→ **Task directions**: Gather the lines from the material that contain "Amanda".

→ **Data provided**:
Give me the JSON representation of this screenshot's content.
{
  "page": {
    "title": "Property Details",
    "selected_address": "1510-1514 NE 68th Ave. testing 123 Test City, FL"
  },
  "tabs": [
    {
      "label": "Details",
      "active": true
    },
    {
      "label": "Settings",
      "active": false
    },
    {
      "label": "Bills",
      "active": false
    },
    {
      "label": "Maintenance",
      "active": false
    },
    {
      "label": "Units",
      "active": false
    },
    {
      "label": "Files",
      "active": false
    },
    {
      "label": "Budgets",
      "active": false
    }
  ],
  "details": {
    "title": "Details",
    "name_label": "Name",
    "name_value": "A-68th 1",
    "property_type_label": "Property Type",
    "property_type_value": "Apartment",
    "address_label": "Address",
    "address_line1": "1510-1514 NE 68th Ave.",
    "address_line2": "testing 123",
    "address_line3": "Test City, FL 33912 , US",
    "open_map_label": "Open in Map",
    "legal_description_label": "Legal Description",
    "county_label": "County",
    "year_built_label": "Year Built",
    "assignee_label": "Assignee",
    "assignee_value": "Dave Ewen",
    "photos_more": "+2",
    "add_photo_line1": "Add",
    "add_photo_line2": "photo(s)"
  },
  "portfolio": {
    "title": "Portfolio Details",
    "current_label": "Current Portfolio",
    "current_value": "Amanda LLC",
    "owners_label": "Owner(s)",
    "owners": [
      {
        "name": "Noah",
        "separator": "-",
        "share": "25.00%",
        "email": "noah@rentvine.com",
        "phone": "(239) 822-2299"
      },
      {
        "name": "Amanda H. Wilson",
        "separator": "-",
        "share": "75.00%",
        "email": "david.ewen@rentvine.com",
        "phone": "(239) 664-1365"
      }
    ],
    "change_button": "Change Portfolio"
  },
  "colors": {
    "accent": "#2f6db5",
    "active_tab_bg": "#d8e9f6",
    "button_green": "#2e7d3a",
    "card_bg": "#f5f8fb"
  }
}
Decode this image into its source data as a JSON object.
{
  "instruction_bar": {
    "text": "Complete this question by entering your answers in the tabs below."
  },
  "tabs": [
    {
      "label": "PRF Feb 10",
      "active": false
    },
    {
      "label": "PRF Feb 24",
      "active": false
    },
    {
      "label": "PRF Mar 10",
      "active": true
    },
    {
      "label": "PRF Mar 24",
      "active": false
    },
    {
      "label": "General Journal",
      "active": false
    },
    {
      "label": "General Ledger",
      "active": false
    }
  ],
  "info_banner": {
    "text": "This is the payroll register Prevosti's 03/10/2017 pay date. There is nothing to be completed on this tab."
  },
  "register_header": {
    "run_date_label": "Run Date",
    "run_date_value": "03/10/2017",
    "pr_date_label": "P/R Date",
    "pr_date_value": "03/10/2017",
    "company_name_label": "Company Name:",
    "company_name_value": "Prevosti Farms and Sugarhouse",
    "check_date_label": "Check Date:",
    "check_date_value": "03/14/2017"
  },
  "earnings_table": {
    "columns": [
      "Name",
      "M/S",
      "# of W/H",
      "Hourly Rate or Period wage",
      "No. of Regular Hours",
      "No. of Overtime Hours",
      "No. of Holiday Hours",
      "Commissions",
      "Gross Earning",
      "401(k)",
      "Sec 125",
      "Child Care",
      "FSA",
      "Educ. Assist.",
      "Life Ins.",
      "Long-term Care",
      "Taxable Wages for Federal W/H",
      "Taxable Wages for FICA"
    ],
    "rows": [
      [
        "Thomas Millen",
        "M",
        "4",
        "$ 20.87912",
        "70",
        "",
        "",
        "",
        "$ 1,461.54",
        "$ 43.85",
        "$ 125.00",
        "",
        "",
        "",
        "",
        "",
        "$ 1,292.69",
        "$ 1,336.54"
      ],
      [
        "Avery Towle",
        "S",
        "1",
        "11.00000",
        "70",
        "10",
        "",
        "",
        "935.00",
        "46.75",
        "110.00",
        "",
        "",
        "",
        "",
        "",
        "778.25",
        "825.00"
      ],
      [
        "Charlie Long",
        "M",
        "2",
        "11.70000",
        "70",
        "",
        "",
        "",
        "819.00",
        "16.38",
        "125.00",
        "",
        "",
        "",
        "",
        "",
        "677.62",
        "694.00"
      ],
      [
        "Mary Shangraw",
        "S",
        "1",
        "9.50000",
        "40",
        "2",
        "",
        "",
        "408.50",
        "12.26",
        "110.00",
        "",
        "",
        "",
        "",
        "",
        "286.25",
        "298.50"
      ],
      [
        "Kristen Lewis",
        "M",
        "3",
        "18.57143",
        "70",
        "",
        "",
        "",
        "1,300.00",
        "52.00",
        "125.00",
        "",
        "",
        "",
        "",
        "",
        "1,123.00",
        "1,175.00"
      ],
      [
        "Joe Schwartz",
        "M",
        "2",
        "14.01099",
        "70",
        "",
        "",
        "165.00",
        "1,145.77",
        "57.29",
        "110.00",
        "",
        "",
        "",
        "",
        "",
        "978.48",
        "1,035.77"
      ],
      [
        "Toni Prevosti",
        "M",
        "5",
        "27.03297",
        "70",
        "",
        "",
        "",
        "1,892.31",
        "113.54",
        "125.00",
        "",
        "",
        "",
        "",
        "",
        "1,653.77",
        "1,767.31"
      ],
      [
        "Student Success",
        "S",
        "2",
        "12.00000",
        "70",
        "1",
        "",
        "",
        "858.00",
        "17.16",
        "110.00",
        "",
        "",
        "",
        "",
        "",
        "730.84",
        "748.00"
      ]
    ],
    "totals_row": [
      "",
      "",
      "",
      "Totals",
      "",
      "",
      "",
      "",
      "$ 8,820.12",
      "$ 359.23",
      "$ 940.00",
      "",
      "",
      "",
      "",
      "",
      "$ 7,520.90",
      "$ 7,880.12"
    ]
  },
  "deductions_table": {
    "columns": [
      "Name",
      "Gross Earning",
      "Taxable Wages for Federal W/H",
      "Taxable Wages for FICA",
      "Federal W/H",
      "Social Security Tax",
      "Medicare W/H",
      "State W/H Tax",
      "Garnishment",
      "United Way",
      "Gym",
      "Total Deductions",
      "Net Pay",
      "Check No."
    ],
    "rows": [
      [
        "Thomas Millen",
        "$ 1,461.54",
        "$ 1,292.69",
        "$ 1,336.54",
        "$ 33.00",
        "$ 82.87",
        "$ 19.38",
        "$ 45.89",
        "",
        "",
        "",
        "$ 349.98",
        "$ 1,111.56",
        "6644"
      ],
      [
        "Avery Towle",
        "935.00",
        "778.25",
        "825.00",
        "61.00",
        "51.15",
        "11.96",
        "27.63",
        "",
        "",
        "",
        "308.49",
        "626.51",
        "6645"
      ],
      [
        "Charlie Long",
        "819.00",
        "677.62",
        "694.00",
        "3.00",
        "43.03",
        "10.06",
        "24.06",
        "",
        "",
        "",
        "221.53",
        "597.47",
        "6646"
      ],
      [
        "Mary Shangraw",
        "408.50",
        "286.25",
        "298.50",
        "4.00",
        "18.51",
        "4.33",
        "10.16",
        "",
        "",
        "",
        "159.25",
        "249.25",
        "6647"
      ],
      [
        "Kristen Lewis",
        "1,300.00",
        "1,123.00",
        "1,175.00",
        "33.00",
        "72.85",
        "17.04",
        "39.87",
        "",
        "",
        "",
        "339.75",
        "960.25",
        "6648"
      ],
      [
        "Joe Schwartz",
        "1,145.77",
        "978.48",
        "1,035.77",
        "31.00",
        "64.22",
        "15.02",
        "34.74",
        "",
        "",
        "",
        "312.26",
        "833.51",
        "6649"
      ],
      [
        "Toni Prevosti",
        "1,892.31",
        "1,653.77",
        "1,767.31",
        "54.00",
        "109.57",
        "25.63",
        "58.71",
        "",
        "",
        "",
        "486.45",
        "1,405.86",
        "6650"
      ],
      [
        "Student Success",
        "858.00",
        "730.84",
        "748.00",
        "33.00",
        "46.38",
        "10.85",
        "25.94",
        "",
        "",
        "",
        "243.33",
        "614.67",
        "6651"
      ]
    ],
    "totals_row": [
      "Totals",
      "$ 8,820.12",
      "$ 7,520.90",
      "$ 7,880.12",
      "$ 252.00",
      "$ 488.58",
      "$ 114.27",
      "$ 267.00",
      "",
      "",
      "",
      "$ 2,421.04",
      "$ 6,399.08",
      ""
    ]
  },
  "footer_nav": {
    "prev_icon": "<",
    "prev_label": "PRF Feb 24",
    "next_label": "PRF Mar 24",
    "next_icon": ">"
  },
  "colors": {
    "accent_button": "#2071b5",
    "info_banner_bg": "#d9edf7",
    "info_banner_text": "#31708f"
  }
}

→ **Output of the task**:
    "current_value": "Amanda LLC",
        "name": "Amanda H. Wilson",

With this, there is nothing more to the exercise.